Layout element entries
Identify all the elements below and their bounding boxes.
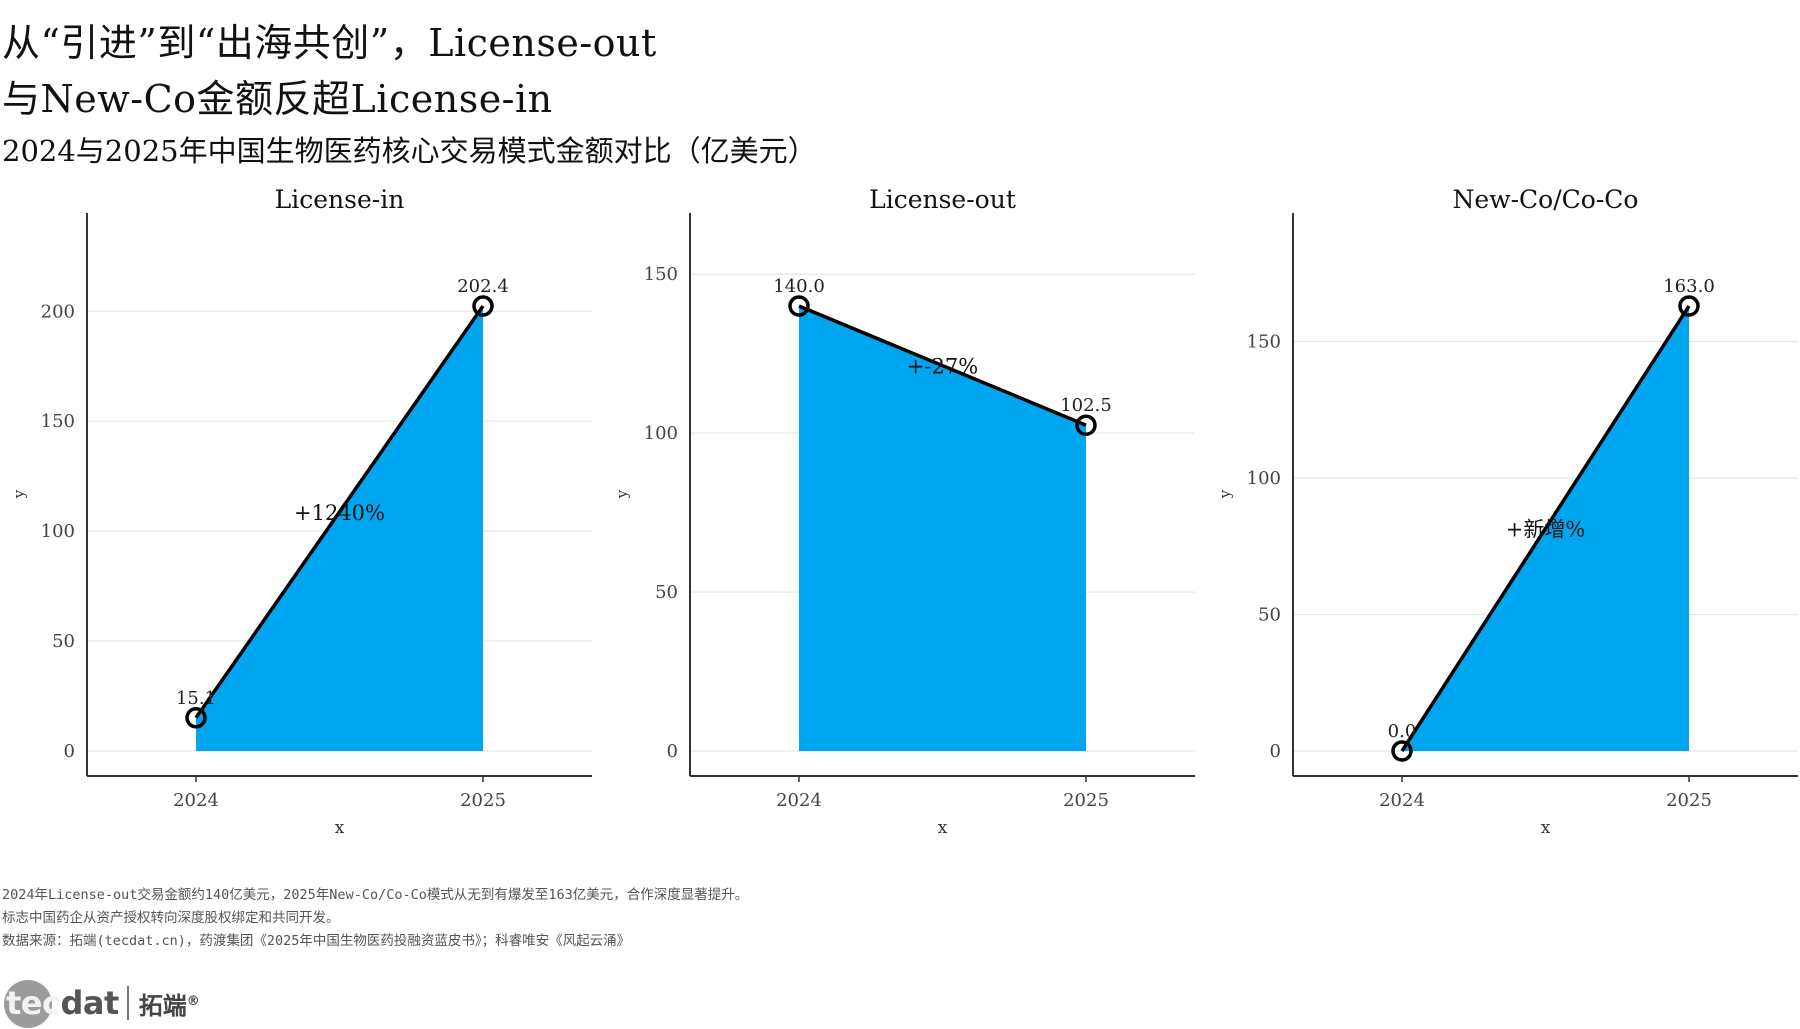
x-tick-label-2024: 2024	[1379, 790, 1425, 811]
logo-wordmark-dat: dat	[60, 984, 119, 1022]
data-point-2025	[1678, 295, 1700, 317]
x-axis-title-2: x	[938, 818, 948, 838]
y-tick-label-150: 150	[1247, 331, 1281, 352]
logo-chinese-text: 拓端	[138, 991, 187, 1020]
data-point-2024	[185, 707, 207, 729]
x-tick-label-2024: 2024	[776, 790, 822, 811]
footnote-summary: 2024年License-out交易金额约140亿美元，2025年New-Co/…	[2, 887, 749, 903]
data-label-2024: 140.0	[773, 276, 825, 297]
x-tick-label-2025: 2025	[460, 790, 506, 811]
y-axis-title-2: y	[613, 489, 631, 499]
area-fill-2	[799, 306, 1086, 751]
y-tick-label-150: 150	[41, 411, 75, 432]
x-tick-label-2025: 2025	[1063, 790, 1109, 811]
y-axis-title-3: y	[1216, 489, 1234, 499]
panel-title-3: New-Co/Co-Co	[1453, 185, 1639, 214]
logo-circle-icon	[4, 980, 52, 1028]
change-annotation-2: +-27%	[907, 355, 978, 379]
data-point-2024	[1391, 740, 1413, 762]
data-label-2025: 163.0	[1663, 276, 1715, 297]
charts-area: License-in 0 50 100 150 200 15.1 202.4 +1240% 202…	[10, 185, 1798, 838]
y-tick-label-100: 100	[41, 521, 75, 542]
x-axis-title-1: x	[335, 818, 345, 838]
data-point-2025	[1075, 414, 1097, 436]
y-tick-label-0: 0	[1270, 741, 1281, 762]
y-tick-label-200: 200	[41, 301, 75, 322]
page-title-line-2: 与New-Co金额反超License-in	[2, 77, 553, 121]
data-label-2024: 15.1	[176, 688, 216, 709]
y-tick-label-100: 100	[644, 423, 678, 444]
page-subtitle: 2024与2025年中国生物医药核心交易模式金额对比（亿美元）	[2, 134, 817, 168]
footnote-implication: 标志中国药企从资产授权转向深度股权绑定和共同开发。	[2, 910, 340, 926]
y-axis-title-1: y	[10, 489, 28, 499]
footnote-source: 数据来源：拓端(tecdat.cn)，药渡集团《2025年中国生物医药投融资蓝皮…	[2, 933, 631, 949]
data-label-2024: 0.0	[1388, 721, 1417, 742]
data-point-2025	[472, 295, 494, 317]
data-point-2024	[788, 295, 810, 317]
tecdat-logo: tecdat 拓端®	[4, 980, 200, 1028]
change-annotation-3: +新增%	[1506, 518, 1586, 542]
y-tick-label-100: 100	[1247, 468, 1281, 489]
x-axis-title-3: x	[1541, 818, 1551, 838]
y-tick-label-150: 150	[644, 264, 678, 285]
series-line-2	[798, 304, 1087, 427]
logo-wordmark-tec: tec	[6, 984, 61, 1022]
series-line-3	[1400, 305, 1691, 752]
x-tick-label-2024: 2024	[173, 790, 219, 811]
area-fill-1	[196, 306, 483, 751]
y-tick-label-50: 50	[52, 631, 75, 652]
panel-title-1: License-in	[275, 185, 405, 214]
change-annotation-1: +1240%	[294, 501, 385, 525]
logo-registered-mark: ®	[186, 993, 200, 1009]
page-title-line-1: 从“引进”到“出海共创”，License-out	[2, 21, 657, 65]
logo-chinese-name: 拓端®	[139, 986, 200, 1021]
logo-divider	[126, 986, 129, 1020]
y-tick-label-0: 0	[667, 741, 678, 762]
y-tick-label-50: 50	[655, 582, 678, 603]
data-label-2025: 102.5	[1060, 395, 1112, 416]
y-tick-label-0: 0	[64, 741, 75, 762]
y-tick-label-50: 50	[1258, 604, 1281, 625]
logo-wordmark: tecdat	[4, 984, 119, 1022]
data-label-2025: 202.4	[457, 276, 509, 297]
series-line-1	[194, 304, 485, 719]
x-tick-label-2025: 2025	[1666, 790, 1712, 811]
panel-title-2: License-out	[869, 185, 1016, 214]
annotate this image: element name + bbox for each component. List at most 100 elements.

◆ WHAT YOU WILL DO
Rename "data-point" as "marker" in the listing lines that run from the line containing "790, 1425, 811]" through the line containing "518, 1586, 542]". Write out only those lines again, leaving everything else in them unchanged.

◆ WRITTEN REPLY
x-tick-label-2024: 2024	[1379, 790, 1425, 811]
logo-wordmark-dat: dat	[60, 984, 119, 1022]
marker-2025	[1678, 295, 1700, 317]
x-axis-title-2: x	[938, 818, 948, 838]
y-tick-label-150: 150	[1247, 331, 1281, 352]
logo-chinese-text: 拓端	[138, 991, 187, 1020]
marker-2024	[185, 707, 207, 729]
x-tick-label-2024: 2024	[776, 790, 822, 811]
footnote-summary: 2024年License-out交易金额约140亿美元，2025年New-Co/…	[2, 887, 749, 903]
data-label-2024: 140.0	[773, 276, 825, 297]
x-tick-label-2025: 2025	[460, 790, 506, 811]
y-axis-title-2: y	[613, 489, 631, 499]
area-fill-2	[799, 306, 1086, 751]
y-tick-label-150: 150	[41, 411, 75, 432]
x-tick-label-2025: 2025	[1063, 790, 1109, 811]
y-axis-title-3: y	[1216, 489, 1234, 499]
panel-title-3: New-Co/Co-Co	[1453, 185, 1639, 214]
logo-circle-icon	[4, 980, 52, 1028]
change-annotation-2: +-27%	[907, 355, 978, 379]
marker-2024	[1391, 740, 1413, 762]
data-label-2025: 163.0	[1663, 276, 1715, 297]
charts-area: License-in 0 50 100 150 200 15.1 202.4 +1240% 202…	[10, 185, 1798, 838]
y-tick-label-100: 100	[41, 521, 75, 542]
x-axis-title-1: x	[335, 818, 345, 838]
marker-2025	[1075, 414, 1097, 436]
y-tick-label-0: 0	[1270, 741, 1281, 762]
y-tick-label-200: 200	[41, 301, 75, 322]
page-title-line-2: 与New-Co金额反超License-in	[2, 77, 553, 121]
data-label-2024: 15.1	[176, 688, 216, 709]
y-tick-label-100: 100	[644, 423, 678, 444]
page-subtitle: 2024与2025年中国生物医药核心交易模式金额对比（亿美元）	[2, 134, 817, 168]
footnote-implication: 标志中国药企从资产授权转向深度股权绑定和共同开发。	[2, 910, 340, 926]
y-axis-title-1: y	[10, 489, 28, 499]
footnote-source: 数据来源：拓端(tecdat.cn)，药渡集团《2025年中国生物医药投融资蓝皮…	[2, 933, 631, 949]
data-label-2024: 0.0	[1388, 721, 1417, 742]
marker-2025	[472, 295, 494, 317]
marker-2024	[788, 295, 810, 317]
tecdat-logo: tecdat 拓端®	[4, 980, 200, 1028]
change-annotation-3: +新增%	[1506, 518, 1586, 542]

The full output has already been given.